* PROBLEM DETAILS
Find the word "时时放心不下" in the data. Return every line where it appears.

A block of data
- - -

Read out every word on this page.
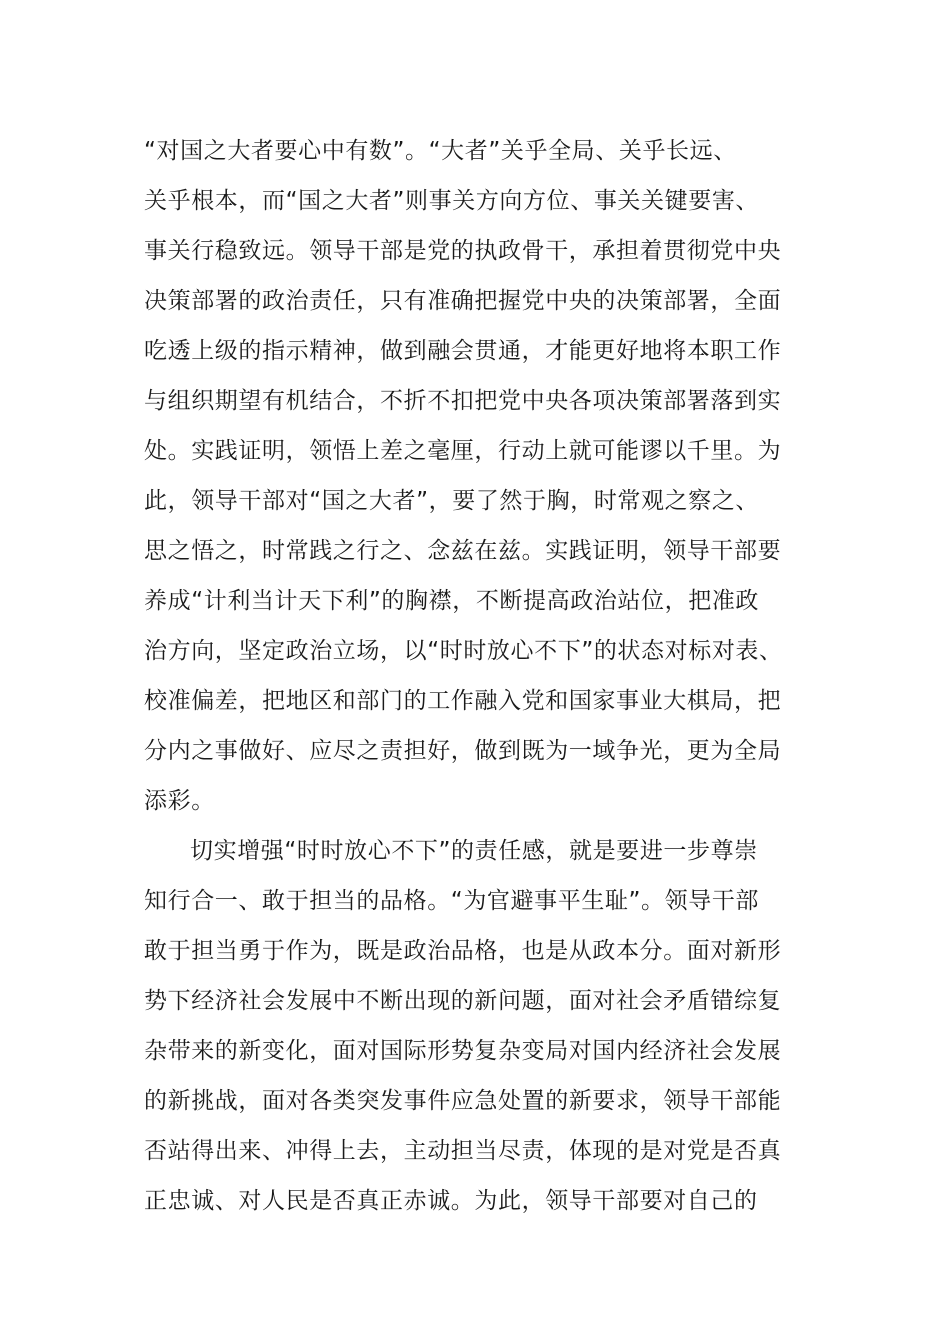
“对国之大者要心中有数”。“大者”关乎全局、关乎长远、
关乎根本，而“国之大者”则事关方向方位、事关关键要害、
事关行稳致远。领导干部是党的执政骨干，承担着贯彻党中央
决策部署的政治责任，只有准确把握党中央的决策部署，全面
吃透上级的指示精神，做到融会贯通，才能更好地将本职工作
与组织期望有机结合，不折不扣把党中央各项决策部署落到实
处。实践证明，领悟上差之毫厘，行动上就可能谬以千里。为
此，领导干部对“国之大者”，要了然于胸，时常观之察之、
思之悟之，时常践之行之、念兹在兹。实践证明，领导干部要
养成“计利当计天下利”的胸襟，不断提高政治站位，把准政
治方向，坚定政治立场，以“时时放心不下”的状态对标对表、
校准偏差，把地区和部门的工作融入党和国家事业大棋局，把
分内之事做好、应尽之责担好，做到既为一域争光，更为全局
添彩。
切实增强“时时放心不下”的责任感，就是要进一步尊崇
知行合一、敢于担当的品格。“为官避事平生耻”。领导干部
敢于担当勇于作为，既是政治品格，也是从政本分。面对新形
势下经济社会发展中不断出现的新问题，面对社会矛盾错综复
杂带来的新变化，面对国际形势复杂变局对国内经济社会发展
的新挑战，面对各类突发事件应急处置的新要求，领导干部能
否站得出来、冲得上去，主动担当尽责，体现的是对党是否真
正忠诚、对人民是否真正赤诚。为此，领导干部要对自己的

- - -

* FULL SOLUTION
治方向，坚定政治立场，以“时时放心不下”的状态对标对表、
切实增强“时时放心不下”的责任感，就是要进一步尊崇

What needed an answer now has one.